## Given entries
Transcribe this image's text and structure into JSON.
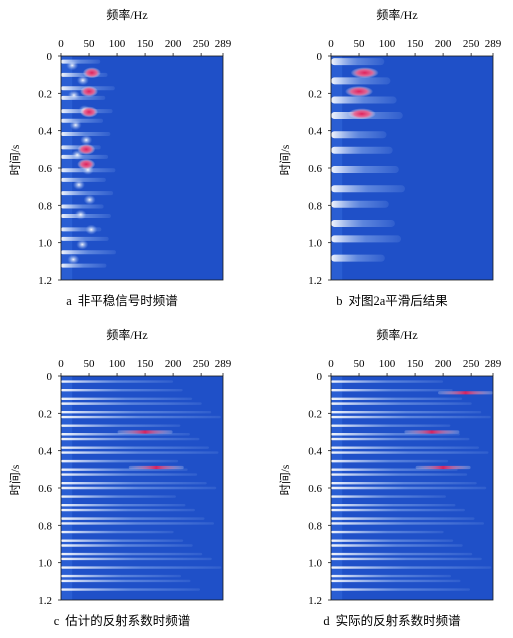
{
  "charts": [
    {
      "id": "a",
      "caption_letter": "a",
      "caption_text": "非平稳信号时频谱",
      "style": "raw"
    },
    {
      "id": "b",
      "caption_letter": "b",
      "caption_text": "对图2a平滑后结果",
      "style": "smooth"
    },
    {
      "id": "c",
      "caption_letter": "c",
      "caption_text": "估计的反射系数时频谱",
      "style": "estimated"
    },
    {
      "id": "d",
      "caption_letter": "d",
      "caption_text": "实际的反射系数时频谱",
      "style": "actual"
    }
  ],
  "colors": {
    "background": "#1f50c8",
    "low": "#2a5ed3",
    "mid": "#8fb0ee",
    "high": "#ffffff",
    "peak": "#e0205a"
  },
  "chart_data": [
    {
      "type": "heatmap",
      "title": "",
      "xlabel": "频率/Hz",
      "ylabel": "时间/s",
      "x_ticks": [
        "0",
        "50",
        "100",
        "150",
        "200",
        "250",
        "289"
      ],
      "x_tick_values": [
        0,
        50,
        100,
        150,
        200,
        250,
        289
      ],
      "y_ticks": [
        "0",
        "0.2",
        "0.4",
        "0.6",
        "0.8",
        "1.0",
        "1.2"
      ],
      "y_tick_values": [
        0,
        0.2,
        0.4,
        0.6,
        0.8,
        1.0,
        1.2
      ],
      "xlim": [
        0,
        289
      ],
      "ylim": [
        0,
        1.2
      ],
      "y_inverted": true,
      "x_axis_position": "top",
      "colormap": "blue-white-red",
      "peaks": [
        {
          "t": 0.09,
          "f": 55
        },
        {
          "t": 0.19,
          "f": 50
        },
        {
          "t": 0.3,
          "f": 50
        },
        {
          "t": 0.5,
          "f": 45
        },
        {
          "t": 0.58,
          "f": 45
        }
      ]
    },
    {
      "type": "heatmap",
      "title": "",
      "xlabel": "频率/Hz",
      "ylabel": "时间/s",
      "x_ticks": [
        "0",
        "50",
        "100",
        "150",
        "200",
        "250",
        "289"
      ],
      "x_tick_values": [
        0,
        50,
        100,
        150,
        200,
        250,
        289
      ],
      "y_ticks": [
        "0",
        "0.2",
        "0.4",
        "0.6",
        "0.8",
        "1.0",
        "1.2"
      ],
      "y_tick_values": [
        0,
        0.2,
        0.4,
        0.6,
        0.8,
        1.0,
        1.2
      ],
      "xlim": [
        0,
        289
      ],
      "ylim": [
        0,
        1.2
      ],
      "y_inverted": true,
      "x_axis_position": "top",
      "colormap": "blue-white-red",
      "peaks": [
        {
          "t": 0.09,
          "f": 60
        },
        {
          "t": 0.19,
          "f": 50
        },
        {
          "t": 0.31,
          "f": 55
        }
      ]
    },
    {
      "type": "heatmap",
      "title": "",
      "xlabel": "频率/Hz",
      "ylabel": "时间/s",
      "x_ticks": [
        "0",
        "50",
        "100",
        "150",
        "200",
        "250",
        "289"
      ],
      "x_tick_values": [
        0,
        50,
        100,
        150,
        200,
        250,
        289
      ],
      "y_ticks": [
        "0",
        "0.2",
        "0.4",
        "0.6",
        "0.8",
        "1.0",
        "1.2"
      ],
      "y_tick_values": [
        0,
        0.2,
        0.4,
        0.6,
        0.8,
        1.0,
        1.2
      ],
      "xlim": [
        0,
        289
      ],
      "ylim": [
        0,
        1.2
      ],
      "y_inverted": true,
      "x_axis_position": "top",
      "colormap": "blue-white-red",
      "peaks": [
        {
          "t": 0.3,
          "f": 150
        },
        {
          "t": 0.49,
          "f": 170
        }
      ]
    },
    {
      "type": "heatmap",
      "title": "",
      "xlabel": "频率/Hz",
      "ylabel": "时间/s",
      "x_ticks": [
        "0",
        "50",
        "100",
        "150",
        "200",
        "250",
        "289"
      ],
      "x_tick_values": [
        0,
        50,
        100,
        150,
        200,
        250,
        289
      ],
      "y_ticks": [
        "0",
        "0.2",
        "0.4",
        "0.6",
        "0.8",
        "1.0",
        "1.2"
      ],
      "y_tick_values": [
        0,
        0.2,
        0.4,
        0.6,
        0.8,
        1.0,
        1.2
      ],
      "xlim": [
        0,
        289
      ],
      "ylim": [
        0,
        1.2
      ],
      "y_inverted": true,
      "x_axis_position": "top",
      "colormap": "blue-white-red",
      "peaks": [
        {
          "t": 0.3,
          "f": 180
        },
        {
          "t": 0.09,
          "f": 240
        },
        {
          "t": 0.49,
          "f": 200
        }
      ]
    }
  ]
}
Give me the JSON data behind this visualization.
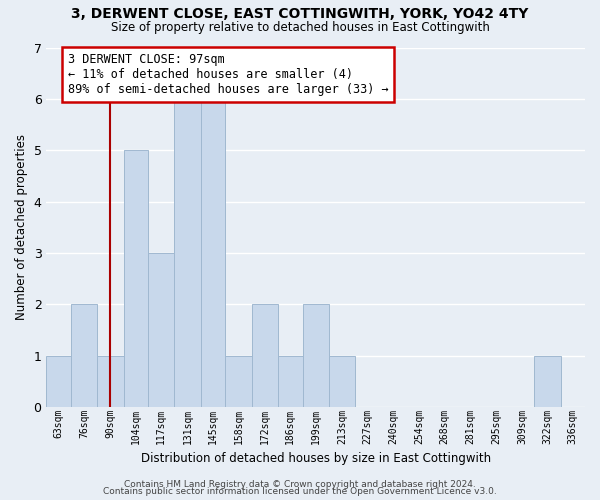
{
  "title": "3, DERWENT CLOSE, EAST COTTINGWITH, YORK, YO42 4TY",
  "subtitle": "Size of property relative to detached houses in East Cottingwith",
  "xlabel": "Distribution of detached houses by size in East Cottingwith",
  "ylabel": "Number of detached properties",
  "bin_labels": [
    "63sqm",
    "76sqm",
    "90sqm",
    "104sqm",
    "117sqm",
    "131sqm",
    "145sqm",
    "158sqm",
    "172sqm",
    "186sqm",
    "199sqm",
    "213sqm",
    "227sqm",
    "240sqm",
    "254sqm",
    "268sqm",
    "281sqm",
    "295sqm",
    "309sqm",
    "322sqm",
    "336sqm"
  ],
  "bar_heights": [
    1,
    2,
    1,
    5,
    3,
    6,
    6,
    1,
    2,
    1,
    2,
    1,
    0,
    0,
    0,
    0,
    0,
    0,
    0,
    1,
    0
  ],
  "bar_color": "#c8d8eb",
  "bar_edge_color": "#a0b8d0",
  "ylim": [
    0,
    7
  ],
  "yticks": [
    0,
    1,
    2,
    3,
    4,
    5,
    6,
    7
  ],
  "property_line_color": "#aa0000",
  "annotation_line1": "3 DERWENT CLOSE: 97sqm",
  "annotation_line2": "← 11% of detached houses are smaller (4)",
  "annotation_line3": "89% of semi-detached houses are larger (33) →",
  "annotation_box_color": "#ffffff",
  "annotation_box_edge_color": "#cc0000",
  "footer1": "Contains HM Land Registry data © Crown copyright and database right 2024.",
  "footer2": "Contains public sector information licensed under the Open Government Licence v3.0.",
  "background_color": "#e8eef5",
  "grid_color": "#ffffff",
  "bin_edges": [
    63,
    76,
    90,
    104,
    117,
    131,
    145,
    158,
    172,
    186,
    199,
    213,
    227,
    240,
    254,
    268,
    281,
    295,
    309,
    322,
    336,
    349
  ],
  "property_sqm": 97
}
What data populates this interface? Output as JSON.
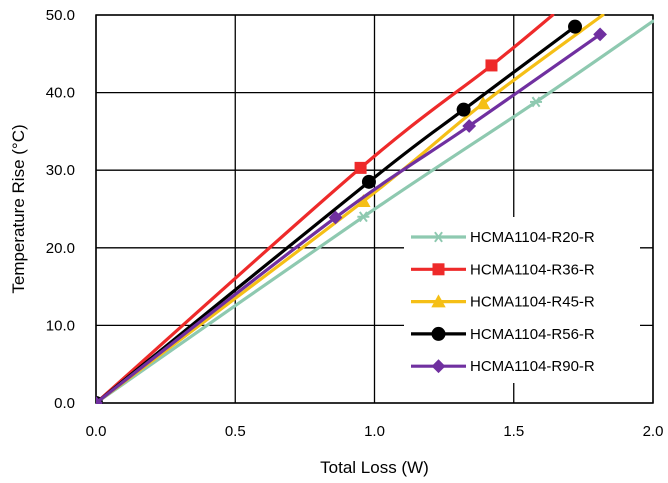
{
  "chart_data": {
    "type": "line",
    "title": "",
    "xlabel": "Total Loss (W)",
    "ylabel": "Temperature Rise (°C)",
    "xlim": [
      0,
      2.0
    ],
    "ylim": [
      0,
      50
    ],
    "xticks": [
      "0.0",
      "0.5",
      "1.0",
      "1.5",
      "2.0"
    ],
    "yticks": [
      "0.0",
      "10.0",
      "20.0",
      "30.0",
      "40.0",
      "50.0"
    ],
    "grid": true,
    "legend_position": "bottom-right",
    "series": [
      {
        "name": "HCMA1104-R20-R",
        "color": "#8ec9b0",
        "marker": "asterisk",
        "x": [
          0,
          0.96,
          1.58
        ],
        "y": [
          0,
          24.0,
          38.8
        ],
        "curve_end": [
          2.0,
          49.2
        ]
      },
      {
        "name": "HCMA1104-R36-R",
        "color": "#ee2a2a",
        "marker": "square",
        "x": [
          0,
          0.95,
          1.42
        ],
        "y": [
          0,
          30.3,
          43.5
        ],
        "curve_end": [
          1.64,
          50.0
        ]
      },
      {
        "name": "HCMA1104-R45-R",
        "color": "#f5bf16",
        "marker": "triangle",
        "x": [
          0,
          0.96,
          1.39
        ],
        "y": [
          0,
          26.0,
          38.6
        ],
        "curve_end": [
          1.82,
          50.0
        ]
      },
      {
        "name": "HCMA1104-R56-R",
        "color": "#000000",
        "marker": "circle",
        "x": [
          0,
          0.98,
          1.32,
          1.72
        ],
        "y": [
          0,
          28.5,
          37.8,
          48.5
        ],
        "curve_end": null
      },
      {
        "name": "HCMA1104-R90-R",
        "color": "#7030a0",
        "marker": "diamond",
        "x": [
          0,
          0.86,
          1.34,
          1.81
        ],
        "y": [
          0,
          23.9,
          35.7,
          47.5
        ],
        "curve_end": null
      }
    ]
  }
}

## Your objective
Extract all lines that hold the word "name".

## Exercise output
        "name": "HCMA1104-R20-R",
        "name": "HCMA1104-R36-R",
        "name": "HCMA1104-R45-R",
        "name": "HCMA1104-R56-R",
        "name": "HCMA1104-R90-R",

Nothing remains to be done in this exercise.